▸ WHAT IS REQUIRED
Using the material below, copy every line where "subtitle" appears.

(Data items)
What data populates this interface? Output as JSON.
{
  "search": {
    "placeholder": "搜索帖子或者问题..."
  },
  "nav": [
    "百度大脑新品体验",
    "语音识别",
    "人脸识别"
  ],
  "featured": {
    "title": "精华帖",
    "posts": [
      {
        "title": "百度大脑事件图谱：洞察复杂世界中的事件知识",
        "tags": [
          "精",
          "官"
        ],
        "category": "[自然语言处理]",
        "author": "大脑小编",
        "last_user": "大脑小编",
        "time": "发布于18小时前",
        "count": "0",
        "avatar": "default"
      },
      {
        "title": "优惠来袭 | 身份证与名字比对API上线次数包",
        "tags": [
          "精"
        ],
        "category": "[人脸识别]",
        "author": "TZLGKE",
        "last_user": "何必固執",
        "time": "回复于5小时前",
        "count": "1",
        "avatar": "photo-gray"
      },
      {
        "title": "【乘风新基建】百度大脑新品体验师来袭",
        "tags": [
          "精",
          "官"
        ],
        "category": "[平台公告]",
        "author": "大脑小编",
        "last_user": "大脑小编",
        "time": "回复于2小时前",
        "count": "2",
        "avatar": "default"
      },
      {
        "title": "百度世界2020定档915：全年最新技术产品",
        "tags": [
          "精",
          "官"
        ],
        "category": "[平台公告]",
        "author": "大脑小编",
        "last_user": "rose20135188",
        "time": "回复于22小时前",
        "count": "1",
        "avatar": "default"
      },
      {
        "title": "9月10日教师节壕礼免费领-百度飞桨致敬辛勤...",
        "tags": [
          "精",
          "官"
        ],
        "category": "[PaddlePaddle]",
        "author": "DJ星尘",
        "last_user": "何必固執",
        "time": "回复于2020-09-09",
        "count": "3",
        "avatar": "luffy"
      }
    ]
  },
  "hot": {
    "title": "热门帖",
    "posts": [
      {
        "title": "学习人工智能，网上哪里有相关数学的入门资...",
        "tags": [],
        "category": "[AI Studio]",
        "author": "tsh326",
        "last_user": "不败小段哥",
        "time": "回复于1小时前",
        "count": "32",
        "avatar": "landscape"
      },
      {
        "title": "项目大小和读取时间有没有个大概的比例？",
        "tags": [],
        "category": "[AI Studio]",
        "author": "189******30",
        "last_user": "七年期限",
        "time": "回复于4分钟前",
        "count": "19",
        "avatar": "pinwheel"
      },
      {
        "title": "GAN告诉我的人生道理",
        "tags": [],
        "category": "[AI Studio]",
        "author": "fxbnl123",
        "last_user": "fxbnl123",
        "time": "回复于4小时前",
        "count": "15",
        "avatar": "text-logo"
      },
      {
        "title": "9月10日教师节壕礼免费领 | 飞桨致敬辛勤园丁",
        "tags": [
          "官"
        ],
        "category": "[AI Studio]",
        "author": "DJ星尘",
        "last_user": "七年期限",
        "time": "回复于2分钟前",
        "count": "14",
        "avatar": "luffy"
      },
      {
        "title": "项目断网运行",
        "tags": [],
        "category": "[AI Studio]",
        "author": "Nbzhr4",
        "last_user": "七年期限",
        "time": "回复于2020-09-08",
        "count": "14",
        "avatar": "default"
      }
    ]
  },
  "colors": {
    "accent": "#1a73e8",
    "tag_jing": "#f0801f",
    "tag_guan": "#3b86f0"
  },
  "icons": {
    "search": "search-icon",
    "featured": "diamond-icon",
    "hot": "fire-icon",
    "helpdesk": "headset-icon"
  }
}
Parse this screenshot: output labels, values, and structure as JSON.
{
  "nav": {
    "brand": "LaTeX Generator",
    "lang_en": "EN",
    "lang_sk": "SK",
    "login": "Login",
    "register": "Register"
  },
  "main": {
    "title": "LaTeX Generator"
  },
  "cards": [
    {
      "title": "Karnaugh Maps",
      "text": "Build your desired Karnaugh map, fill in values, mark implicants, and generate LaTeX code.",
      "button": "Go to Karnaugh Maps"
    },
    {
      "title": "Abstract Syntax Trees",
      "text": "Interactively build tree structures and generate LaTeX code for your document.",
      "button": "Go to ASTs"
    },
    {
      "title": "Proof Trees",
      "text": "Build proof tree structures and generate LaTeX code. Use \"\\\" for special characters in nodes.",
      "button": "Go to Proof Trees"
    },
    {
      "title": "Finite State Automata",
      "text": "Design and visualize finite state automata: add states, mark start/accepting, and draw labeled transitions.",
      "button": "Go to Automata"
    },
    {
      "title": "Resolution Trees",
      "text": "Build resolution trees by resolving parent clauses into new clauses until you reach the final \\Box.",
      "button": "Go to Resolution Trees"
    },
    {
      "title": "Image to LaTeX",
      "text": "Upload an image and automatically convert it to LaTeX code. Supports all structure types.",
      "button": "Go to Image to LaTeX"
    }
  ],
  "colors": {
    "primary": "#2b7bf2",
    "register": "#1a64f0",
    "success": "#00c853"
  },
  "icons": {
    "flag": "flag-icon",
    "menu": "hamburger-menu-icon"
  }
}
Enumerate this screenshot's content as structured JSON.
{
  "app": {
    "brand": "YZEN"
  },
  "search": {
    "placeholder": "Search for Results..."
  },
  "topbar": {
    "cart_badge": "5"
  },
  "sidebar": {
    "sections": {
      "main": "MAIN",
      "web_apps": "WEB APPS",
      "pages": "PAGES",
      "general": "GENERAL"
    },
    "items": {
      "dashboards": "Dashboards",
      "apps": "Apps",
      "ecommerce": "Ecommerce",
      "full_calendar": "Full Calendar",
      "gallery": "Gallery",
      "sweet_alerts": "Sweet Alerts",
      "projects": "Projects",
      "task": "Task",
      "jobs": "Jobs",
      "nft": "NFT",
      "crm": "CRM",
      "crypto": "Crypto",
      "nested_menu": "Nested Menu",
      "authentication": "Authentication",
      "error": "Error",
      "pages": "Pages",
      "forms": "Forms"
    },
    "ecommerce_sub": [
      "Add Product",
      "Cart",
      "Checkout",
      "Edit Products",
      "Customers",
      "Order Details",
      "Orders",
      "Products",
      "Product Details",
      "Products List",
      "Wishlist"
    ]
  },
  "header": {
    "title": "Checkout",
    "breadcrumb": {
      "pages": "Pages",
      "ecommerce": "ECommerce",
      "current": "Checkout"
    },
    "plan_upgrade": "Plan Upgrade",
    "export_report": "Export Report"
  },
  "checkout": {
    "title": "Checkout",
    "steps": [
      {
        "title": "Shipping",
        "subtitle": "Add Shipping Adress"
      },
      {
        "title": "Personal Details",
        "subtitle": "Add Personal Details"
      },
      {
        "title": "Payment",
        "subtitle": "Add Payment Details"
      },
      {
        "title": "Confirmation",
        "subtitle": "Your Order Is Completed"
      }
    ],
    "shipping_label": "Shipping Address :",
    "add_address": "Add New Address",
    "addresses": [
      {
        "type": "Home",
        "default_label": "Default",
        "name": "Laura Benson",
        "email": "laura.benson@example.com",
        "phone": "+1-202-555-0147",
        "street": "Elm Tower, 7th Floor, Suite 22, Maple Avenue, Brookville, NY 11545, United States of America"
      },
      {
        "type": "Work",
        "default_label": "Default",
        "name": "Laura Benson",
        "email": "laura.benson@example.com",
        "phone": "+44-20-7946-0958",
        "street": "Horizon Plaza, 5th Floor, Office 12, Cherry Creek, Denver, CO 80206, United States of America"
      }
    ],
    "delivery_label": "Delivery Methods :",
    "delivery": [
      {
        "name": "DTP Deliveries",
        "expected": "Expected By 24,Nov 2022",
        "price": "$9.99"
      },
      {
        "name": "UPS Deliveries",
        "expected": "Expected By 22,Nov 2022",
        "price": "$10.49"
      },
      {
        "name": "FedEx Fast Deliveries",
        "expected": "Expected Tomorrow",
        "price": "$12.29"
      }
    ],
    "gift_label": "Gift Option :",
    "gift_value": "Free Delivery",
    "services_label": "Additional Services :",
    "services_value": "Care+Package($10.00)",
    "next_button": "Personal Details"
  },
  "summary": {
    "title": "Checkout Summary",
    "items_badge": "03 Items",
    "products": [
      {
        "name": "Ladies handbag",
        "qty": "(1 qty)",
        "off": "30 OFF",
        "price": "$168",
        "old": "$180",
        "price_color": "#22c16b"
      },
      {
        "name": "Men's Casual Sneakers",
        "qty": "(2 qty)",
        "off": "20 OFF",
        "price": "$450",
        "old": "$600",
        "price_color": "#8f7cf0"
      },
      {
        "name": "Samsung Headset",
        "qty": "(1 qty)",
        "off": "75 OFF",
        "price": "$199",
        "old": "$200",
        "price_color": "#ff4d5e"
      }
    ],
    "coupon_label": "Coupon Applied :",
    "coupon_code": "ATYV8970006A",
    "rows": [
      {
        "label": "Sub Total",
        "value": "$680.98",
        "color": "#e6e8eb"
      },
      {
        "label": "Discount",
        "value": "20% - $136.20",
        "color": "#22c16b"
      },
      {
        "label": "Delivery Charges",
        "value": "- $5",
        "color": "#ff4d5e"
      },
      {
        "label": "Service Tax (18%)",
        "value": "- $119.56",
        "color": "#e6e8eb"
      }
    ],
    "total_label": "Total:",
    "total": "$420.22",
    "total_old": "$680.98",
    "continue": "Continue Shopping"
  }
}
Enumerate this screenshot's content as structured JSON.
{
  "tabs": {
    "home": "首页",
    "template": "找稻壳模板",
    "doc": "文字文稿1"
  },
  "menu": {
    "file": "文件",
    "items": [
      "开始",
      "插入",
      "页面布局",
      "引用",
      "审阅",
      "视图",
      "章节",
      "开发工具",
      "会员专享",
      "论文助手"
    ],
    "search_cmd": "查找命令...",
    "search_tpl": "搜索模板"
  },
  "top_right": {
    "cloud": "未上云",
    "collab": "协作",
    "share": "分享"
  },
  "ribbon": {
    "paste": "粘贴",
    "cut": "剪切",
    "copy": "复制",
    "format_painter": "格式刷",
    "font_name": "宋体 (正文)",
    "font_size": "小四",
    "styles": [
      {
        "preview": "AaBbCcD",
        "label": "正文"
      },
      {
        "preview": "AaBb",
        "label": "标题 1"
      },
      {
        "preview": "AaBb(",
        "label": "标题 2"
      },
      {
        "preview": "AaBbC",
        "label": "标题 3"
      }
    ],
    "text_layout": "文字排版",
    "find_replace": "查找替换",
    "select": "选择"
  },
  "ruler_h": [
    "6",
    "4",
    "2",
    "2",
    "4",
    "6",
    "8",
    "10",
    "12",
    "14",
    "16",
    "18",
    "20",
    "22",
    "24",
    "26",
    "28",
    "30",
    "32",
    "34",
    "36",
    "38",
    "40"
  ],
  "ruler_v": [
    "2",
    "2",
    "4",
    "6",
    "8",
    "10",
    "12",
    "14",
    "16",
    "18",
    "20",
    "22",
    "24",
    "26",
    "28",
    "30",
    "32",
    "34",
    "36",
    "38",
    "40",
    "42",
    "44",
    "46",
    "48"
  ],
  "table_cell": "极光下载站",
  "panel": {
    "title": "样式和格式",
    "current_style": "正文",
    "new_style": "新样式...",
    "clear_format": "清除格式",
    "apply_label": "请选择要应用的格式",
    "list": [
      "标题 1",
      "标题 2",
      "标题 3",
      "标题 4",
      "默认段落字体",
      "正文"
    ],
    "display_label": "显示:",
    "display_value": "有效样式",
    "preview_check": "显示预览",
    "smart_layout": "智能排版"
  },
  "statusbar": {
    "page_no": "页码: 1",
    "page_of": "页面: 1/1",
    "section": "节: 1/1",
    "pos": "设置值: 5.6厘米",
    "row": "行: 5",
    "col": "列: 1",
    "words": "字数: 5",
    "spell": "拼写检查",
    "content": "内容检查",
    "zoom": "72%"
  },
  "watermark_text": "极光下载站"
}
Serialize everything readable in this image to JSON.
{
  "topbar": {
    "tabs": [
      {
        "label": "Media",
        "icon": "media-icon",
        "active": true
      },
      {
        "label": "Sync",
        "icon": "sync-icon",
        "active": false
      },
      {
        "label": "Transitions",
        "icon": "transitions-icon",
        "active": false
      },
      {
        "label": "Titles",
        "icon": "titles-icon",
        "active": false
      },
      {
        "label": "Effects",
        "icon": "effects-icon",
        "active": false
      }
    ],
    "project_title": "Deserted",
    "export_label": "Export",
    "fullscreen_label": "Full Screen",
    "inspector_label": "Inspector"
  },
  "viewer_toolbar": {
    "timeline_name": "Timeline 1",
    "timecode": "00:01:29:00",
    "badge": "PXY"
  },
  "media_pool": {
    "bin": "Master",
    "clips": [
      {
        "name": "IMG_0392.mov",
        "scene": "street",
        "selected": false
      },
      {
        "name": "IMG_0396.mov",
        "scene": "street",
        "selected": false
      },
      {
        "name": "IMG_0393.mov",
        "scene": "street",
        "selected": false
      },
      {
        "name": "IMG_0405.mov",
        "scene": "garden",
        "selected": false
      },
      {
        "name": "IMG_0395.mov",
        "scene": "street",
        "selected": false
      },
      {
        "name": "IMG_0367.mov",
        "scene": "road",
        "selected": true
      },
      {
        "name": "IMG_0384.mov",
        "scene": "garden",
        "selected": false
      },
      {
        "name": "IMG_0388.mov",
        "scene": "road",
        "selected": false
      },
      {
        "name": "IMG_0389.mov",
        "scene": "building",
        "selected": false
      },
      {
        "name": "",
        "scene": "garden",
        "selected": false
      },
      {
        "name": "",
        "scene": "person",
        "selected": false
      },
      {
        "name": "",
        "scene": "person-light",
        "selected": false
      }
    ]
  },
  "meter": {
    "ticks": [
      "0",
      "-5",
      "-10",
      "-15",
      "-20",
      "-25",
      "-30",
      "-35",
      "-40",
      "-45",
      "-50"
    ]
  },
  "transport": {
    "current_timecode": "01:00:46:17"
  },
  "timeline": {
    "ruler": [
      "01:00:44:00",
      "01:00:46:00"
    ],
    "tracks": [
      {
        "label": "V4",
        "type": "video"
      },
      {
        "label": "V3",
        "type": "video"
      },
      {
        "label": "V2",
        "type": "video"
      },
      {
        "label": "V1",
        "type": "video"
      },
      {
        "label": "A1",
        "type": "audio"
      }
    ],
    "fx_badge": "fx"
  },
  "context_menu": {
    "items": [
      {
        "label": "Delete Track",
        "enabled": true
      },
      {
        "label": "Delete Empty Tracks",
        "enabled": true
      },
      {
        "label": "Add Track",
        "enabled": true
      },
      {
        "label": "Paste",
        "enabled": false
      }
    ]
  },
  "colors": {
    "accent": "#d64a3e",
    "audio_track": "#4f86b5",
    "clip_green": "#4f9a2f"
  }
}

▸ FINISHED EXERCISE
        "subtitle": "Add Shipping Adress"
        "subtitle": "Add Personal Details"
        "subtitle": "Add Payment Details"
        "subtitle": "Your Order Is Completed"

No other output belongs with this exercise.